Collected data
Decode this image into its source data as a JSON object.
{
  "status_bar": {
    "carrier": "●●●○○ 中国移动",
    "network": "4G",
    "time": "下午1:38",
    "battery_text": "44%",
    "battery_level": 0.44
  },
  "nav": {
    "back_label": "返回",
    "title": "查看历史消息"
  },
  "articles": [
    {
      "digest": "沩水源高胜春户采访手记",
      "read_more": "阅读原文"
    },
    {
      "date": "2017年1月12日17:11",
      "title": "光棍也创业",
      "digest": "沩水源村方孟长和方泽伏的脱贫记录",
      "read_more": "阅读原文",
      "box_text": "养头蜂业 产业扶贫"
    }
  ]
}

GOAL ->
Find the lines above holding the word "digest" and show them.

WRITTEN RESPONSE ->
      "digest": "沩水源高胜春户采访手记",
      "digest": "沩水源村方孟长和方泽伏的脱贫记录",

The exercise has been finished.